[START Material for the task]

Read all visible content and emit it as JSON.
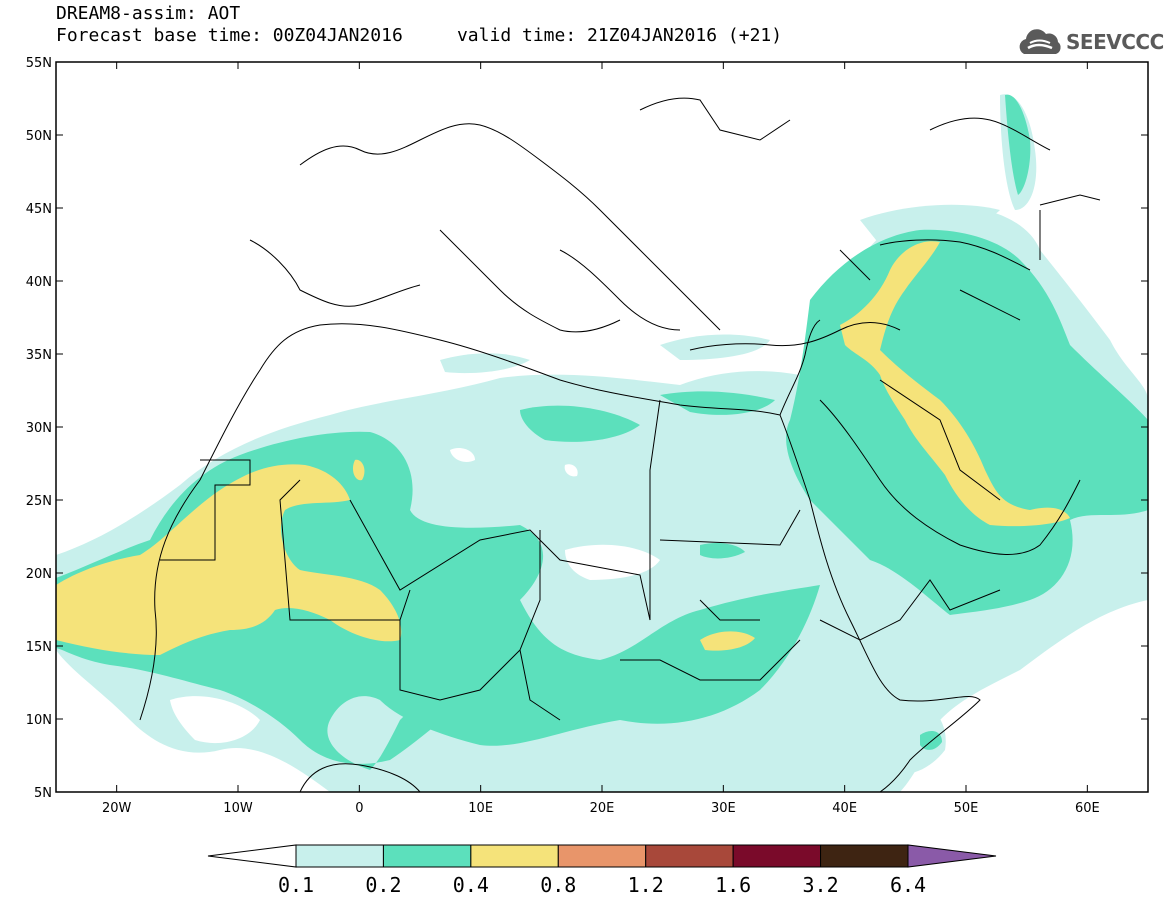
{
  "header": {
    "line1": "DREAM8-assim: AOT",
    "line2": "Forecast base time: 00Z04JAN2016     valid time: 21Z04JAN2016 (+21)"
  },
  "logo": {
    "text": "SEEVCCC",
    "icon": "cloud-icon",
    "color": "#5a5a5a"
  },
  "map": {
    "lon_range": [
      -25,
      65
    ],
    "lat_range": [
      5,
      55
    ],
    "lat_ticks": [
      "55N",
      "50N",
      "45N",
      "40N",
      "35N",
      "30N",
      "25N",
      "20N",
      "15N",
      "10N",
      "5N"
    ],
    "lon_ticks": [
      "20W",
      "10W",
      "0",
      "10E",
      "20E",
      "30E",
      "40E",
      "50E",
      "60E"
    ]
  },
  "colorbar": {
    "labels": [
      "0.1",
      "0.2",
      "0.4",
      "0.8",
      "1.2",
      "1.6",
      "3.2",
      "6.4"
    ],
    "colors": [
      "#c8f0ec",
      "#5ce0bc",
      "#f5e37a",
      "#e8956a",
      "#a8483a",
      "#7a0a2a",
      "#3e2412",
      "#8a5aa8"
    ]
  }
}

[END Material for the task]
[START Material for the task]

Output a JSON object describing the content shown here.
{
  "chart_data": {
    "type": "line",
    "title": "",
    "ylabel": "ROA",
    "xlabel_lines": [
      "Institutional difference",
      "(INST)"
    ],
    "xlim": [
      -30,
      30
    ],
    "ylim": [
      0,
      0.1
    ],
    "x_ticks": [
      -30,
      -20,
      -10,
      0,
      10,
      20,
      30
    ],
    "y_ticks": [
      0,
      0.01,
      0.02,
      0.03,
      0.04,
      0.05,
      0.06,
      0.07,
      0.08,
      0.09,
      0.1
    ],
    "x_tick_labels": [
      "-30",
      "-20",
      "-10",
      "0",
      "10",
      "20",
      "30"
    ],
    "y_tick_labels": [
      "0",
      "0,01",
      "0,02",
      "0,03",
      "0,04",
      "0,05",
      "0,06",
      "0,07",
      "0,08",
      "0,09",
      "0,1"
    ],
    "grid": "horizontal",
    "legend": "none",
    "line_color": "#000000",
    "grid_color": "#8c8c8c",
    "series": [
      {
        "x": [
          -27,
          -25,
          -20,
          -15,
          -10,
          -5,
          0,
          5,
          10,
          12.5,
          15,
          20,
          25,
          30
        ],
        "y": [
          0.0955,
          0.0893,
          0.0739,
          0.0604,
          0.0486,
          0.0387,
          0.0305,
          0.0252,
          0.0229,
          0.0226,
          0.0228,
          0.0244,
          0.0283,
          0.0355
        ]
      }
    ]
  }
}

[END Material for the task]

Copy each line above that contains the word "content".

**Output of the task**
Read all visible content and emit it as JSON.
Output a JSON object describing the content shown here.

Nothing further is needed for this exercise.